# [Exercise]
Write each line out exactly, leaving none out.

# [Extracted records]
..........
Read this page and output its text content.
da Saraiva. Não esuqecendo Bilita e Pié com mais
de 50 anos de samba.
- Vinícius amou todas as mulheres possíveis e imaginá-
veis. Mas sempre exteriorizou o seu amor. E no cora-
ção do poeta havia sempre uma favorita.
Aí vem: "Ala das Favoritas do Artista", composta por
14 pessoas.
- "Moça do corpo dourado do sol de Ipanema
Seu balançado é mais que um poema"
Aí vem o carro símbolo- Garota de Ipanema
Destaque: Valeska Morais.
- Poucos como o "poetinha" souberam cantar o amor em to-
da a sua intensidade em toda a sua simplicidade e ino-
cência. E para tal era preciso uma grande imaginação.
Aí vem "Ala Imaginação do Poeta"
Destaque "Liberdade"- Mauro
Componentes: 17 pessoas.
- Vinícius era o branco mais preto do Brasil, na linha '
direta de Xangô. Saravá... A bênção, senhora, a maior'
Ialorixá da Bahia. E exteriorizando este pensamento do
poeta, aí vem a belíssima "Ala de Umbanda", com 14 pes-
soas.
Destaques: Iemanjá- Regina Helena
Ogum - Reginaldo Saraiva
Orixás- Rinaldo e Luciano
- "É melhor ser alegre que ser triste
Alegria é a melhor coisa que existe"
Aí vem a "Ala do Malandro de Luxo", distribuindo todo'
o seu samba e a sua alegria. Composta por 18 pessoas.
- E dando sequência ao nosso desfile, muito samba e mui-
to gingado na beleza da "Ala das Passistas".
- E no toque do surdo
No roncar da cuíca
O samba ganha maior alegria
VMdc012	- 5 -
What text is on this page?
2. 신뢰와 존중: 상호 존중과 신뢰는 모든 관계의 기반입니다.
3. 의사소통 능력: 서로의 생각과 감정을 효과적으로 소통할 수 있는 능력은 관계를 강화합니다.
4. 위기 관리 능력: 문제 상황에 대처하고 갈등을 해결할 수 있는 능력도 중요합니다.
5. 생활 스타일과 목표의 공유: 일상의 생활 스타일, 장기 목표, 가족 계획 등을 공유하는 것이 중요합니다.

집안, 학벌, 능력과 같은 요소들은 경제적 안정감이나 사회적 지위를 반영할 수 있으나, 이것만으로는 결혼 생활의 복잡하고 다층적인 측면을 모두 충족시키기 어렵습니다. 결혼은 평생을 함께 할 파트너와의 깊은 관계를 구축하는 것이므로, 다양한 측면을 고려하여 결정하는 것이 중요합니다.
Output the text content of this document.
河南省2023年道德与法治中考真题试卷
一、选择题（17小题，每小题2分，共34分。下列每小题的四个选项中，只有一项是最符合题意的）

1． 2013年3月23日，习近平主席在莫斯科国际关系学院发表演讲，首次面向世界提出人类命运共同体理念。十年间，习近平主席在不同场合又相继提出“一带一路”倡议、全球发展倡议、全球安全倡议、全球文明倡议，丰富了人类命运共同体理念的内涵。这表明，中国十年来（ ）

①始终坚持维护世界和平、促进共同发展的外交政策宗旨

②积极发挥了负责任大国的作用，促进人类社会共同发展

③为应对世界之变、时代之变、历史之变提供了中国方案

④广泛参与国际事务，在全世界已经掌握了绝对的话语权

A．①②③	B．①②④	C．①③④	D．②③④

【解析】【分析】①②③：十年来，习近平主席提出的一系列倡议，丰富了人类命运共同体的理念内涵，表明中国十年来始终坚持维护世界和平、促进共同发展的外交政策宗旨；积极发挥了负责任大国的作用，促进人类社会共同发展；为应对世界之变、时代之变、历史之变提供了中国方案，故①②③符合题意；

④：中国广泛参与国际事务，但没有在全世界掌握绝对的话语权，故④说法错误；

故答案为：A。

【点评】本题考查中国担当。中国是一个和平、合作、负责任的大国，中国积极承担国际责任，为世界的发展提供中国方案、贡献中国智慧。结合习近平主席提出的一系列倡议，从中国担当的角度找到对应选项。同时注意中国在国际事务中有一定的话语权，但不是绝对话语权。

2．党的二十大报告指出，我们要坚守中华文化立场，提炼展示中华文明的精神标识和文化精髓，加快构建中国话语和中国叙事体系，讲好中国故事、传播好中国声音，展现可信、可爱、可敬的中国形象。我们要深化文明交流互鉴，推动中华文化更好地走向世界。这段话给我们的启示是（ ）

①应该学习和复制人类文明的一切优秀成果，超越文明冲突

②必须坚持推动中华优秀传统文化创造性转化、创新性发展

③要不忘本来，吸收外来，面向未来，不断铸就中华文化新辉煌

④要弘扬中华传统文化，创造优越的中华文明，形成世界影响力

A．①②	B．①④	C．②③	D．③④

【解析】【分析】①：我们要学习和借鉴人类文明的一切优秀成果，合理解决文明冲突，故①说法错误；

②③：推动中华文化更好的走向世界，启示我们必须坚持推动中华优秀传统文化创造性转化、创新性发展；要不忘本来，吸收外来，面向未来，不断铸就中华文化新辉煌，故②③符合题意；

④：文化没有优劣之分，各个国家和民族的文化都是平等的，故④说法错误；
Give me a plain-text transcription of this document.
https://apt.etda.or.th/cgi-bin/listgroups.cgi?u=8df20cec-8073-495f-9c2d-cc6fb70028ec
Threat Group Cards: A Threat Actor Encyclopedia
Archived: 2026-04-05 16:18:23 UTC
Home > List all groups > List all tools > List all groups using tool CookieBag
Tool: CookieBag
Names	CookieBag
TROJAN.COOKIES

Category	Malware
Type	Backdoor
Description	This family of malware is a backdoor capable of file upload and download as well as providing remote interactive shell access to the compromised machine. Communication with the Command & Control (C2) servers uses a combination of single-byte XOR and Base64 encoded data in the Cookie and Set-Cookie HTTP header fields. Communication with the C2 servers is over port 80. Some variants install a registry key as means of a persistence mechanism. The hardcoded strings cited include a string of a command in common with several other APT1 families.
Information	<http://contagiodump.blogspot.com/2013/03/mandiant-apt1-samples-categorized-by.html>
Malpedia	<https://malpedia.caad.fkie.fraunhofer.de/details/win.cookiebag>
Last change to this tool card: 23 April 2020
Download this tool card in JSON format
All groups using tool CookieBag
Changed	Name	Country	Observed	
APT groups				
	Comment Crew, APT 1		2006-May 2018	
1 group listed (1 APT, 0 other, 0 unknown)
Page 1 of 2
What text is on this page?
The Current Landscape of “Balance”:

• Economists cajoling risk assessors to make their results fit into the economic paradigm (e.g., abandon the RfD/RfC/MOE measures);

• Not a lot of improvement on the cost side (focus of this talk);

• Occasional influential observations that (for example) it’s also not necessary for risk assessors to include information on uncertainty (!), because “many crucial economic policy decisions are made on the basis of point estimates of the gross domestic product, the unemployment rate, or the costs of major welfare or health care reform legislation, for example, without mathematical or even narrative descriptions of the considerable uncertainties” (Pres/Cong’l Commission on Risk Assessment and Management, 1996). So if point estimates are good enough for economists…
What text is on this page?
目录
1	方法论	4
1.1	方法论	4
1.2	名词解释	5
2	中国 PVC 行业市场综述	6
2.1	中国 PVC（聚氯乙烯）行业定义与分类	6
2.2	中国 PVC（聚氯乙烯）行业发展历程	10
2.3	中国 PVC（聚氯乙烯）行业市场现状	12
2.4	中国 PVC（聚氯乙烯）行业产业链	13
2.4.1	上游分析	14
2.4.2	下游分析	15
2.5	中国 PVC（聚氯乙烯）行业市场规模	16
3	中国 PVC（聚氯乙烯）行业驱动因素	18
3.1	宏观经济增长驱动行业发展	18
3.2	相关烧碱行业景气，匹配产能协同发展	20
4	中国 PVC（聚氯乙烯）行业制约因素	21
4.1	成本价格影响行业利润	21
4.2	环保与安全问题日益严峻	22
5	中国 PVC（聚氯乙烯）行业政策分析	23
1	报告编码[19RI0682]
..........
# [Response below]
Read this page and output its text content.
da Saraiva. Não esuqecendo Bilita e Pié com mais
de 50 anos de samba.
- Vinícius amou todas as mulheres possíveis e imaginá-
veis. Mas sempre exteriorizou o seu amor. E no cora-
ção do poeta havia sempre uma favorita.
Aí vem: "Ala das Favoritas do Artista", composta por
14 pessoas.
- "Moça do corpo dourado do sol de Ipanema
Seu balançado é mais que um poema"
Aí vem o carro símbolo- Garota de Ipanema
Destaque: Valeska Morais.
- Poucos como o "poetinha" souberam cantar o amor em to-
da a sua intensidade em toda a sua simplicidade e ino-
cência. E para tal era preciso uma grande imaginação.
Aí vem "Ala Imaginação do Poeta"
Destaque "Liberdade"- Mauro
Componentes: 17 pessoas.
- Vinícius era o branco mais preto do Brasil, na linha '
direta de Xangô. Saravá... A bênção, senhora, a maior'
Ialorixá da Bahia. E exteriorizando este pensamento do
poeta, aí vem a belíssima "Ala de Umbanda", com 14 pes-
soas.
Destaques: Iemanjá- Regina Helena
Ogum - Reginaldo Saraiva
Orixás- Rinaldo e Luciano
- "É melhor ser alegre que ser triste
Alegria é a melhor coisa que existe"
Aí vem a "Ala do Malandro de Luxo", distribuindo todo'
o seu samba e a sua alegria. Composta por 18 pessoas.
- E dando sequência ao nosso desfile, muito samba e mui-
to gingado na beleza da "Ala das Passistas".
- E no toque do surdo
No roncar da cuíca
O samba ganha maior alegria
VMdc012	- 5 -
What text is on this page?
2. 신뢰와 존중: 상호 존중과 신뢰는 모든 관계의 기반입니다.
3. 의사소통 능력: 서로의 생각과 감정을 효과적으로 소통할 수 있는 능력은 관계를 강화합니다.
4. 위기 관리 능력: 문제 상황에 대처하고 갈등을 해결할 수 있는 능력도 중요합니다.
5. 생활 스타일과 목표의 공유: 일상의 생활 스타일, 장기 목표, 가족 계획 등을 공유하는 것이 중요합니다.

집안, 학벌, 능력과 같은 요소들은 경제적 안정감이나 사회적 지위를 반영할 수 있으나, 이것만으로는 결혼 생활의 복잡하고 다층적인 측면을 모두 충족시키기 어렵습니다. 결혼은 평생을 함께 할 파트너와의 깊은 관계를 구축하는 것이므로, 다양한 측면을 고려하여 결정하는 것이 중요합니다.
Output the text content of this document.
河南省2023年道德与法治中考真题试卷
一、选择题（17小题，每小题2分，共34分。下列每小题的四个选项中，只有一项是最符合题意的）

1． 2013年3月23日，习近平主席在莫斯科国际关系学院发表演讲，首次面向世界提出人类命运共同体理念。十年间，习近平主席在不同场合又相继提出“一带一路”倡议、全球发展倡议、全球安全倡议、全球文明倡议，丰富了人类命运共同体理念的内涵。这表明，中国十年来（ ）

①始终坚持维护世界和平、促进共同发展的外交政策宗旨

②积极发挥了负责任大国的作用，促进人类社会共同发展

③为应对世界之变、时代之变、历史之变提供了中国方案

④广泛参与国际事务，在全世界已经掌握了绝对的话语权

A．①②③	B．①②④	C．①③④	D．②③④

【解析】【分析】①②③：十年来，习近平主席提出的一系列倡议，丰富了人类命运共同体的理念内涵，表明中国十年来始终坚持维护世界和平、促进共同发展的外交政策宗旨；积极发挥了负责任大国的作用，促进人类社会共同发展；为应对世界之变、时代之变、历史之变提供了中国方案，故①②③符合题意；

④：中国广泛参与国际事务，但没有在全世界掌握绝对的话语权，故④说法错误；

故答案为：A。

【点评】本题考查中国担当。中国是一个和平、合作、负责任的大国，中国积极承担国际责任，为世界的发展提供中国方案、贡献中国智慧。结合习近平主席提出的一系列倡议，从中国担当的角度找到对应选项。同时注意中国在国际事务中有一定的话语权，但不是绝对话语权。

2．党的二十大报告指出，我们要坚守中华文化立场，提炼展示中华文明的精神标识和文化精髓，加快构建中国话语和中国叙事体系，讲好中国故事、传播好中国声音，展现可信、可爱、可敬的中国形象。我们要深化文明交流互鉴，推动中华文化更好地走向世界。这段话给我们的启示是（ ）

①应该学习和复制人类文明的一切优秀成果，超越文明冲突

②必须坚持推动中华优秀传统文化创造性转化、创新性发展

③要不忘本来，吸收外来，面向未来，不断铸就中华文化新辉煌

④要弘扬中华传统文化，创造优越的中华文明，形成世界影响力

A．①②	B．①④	C．②③	D．③④

【解析】【分析】①：我们要学习和借鉴人类文明的一切优秀成果，合理解决文明冲突，故①说法错误；

②③：推动中华文化更好的走向世界，启示我们必须坚持推动中华优秀传统文化创造性转化、创新性发展；要不忘本来，吸收外来，面向未来，不断铸就中华文化新辉煌，故②③符合题意；

④：文化没有优劣之分，各个国家和民族的文化都是平等的，故④说法错误；
Give me a plain-text transcription of this document.
https://apt.etda.or.th/cgi-bin/listgroups.cgi?u=8df20cec-8073-495f-9c2d-cc6fb70028ec
Threat Group Cards: A Threat Actor Encyclopedia
Archived: 2026-04-05 16:18:23 UTC
Home > List all groups > List all tools > List all groups using tool CookieBag
Tool: CookieBag
Names	CookieBag
TROJAN.COOKIES

Category	Malware
Type	Backdoor
Description	This family of malware is a backdoor capable of file upload and download as well as providing remote interactive shell access to the compromised machine. Communication with the Command & Control (C2) servers uses a combination of single-byte XOR and Base64 encoded data in the Cookie and Set-Cookie HTTP header fields. Communication with the C2 servers is over port 80. Some variants install a registry key as means of a persistence mechanism. The hardcoded strings cited include a string of a command in common with several other APT1 families.
Information	<http://contagiodump.blogspot.com/2013/03/mandiant-apt1-samples-categorized-by.html>
Malpedia	<https://malpedia.caad.fkie.fraunhofer.de/details/win.cookiebag>
Last change to this tool card: 23 April 2020
Download this tool card in JSON format
All groups using tool CookieBag
Changed	Name	Country	Observed	
APT groups				
	Comment Crew, APT 1		2006-May 2018	
1 group listed (1 APT, 0 other, 0 unknown)
Page 1 of 2
What text is on this page?
The Current Landscape of “Balance”:

• Economists cajoling risk assessors to make their results fit into the economic paradigm (e.g., abandon the RfD/RfC/MOE measures);

• Not a lot of improvement on the cost side (focus of this talk);

• Occasional influential observations that (for example) it’s also not necessary for risk assessors to include information on uncertainty (!), because “many crucial economic policy decisions are made on the basis of point estimates of the gross domestic product, the unemployment rate, or the costs of major welfare or health care reform legislation, for example, without mathematical or even narrative descriptions of the considerable uncertainties” (Pres/Cong’l Commission on Risk Assessment and Management, 1996). So if point estimates are good enough for economists…
What text is on this page?
目录
1	方法论	4
1.1	方法论	4
1.2	名词解释	5
2	中国 PVC 行业市场综述	6
2.1	中国 PVC（聚氯乙烯）行业定义与分类	6
2.2	中国 PVC（聚氯乙烯）行业发展历程	10
2.3	中国 PVC（聚氯乙烯）行业市场现状	12
2.4	中国 PVC（聚氯乙烯）行业产业链	13
2.4.1	上游分析	14
2.4.2	下游分析	15
2.5	中国 PVC（聚氯乙烯）行业市场规模	16
3	中国 PVC（聚氯乙烯）行业驱动因素	18
3.1	宏观经济增长驱动行业发展	18
3.2	相关烧碱行业景气，匹配产能协同发展	20
4	中国 PVC（聚氯乙烯）行业制约因素	21
4.1	成本价格影响行业利润	21
4.2	环保与安全问题日益严峻	22
5	中国 PVC（聚氯乙烯）行业政策分析	23
1	报告编码[19RI0682]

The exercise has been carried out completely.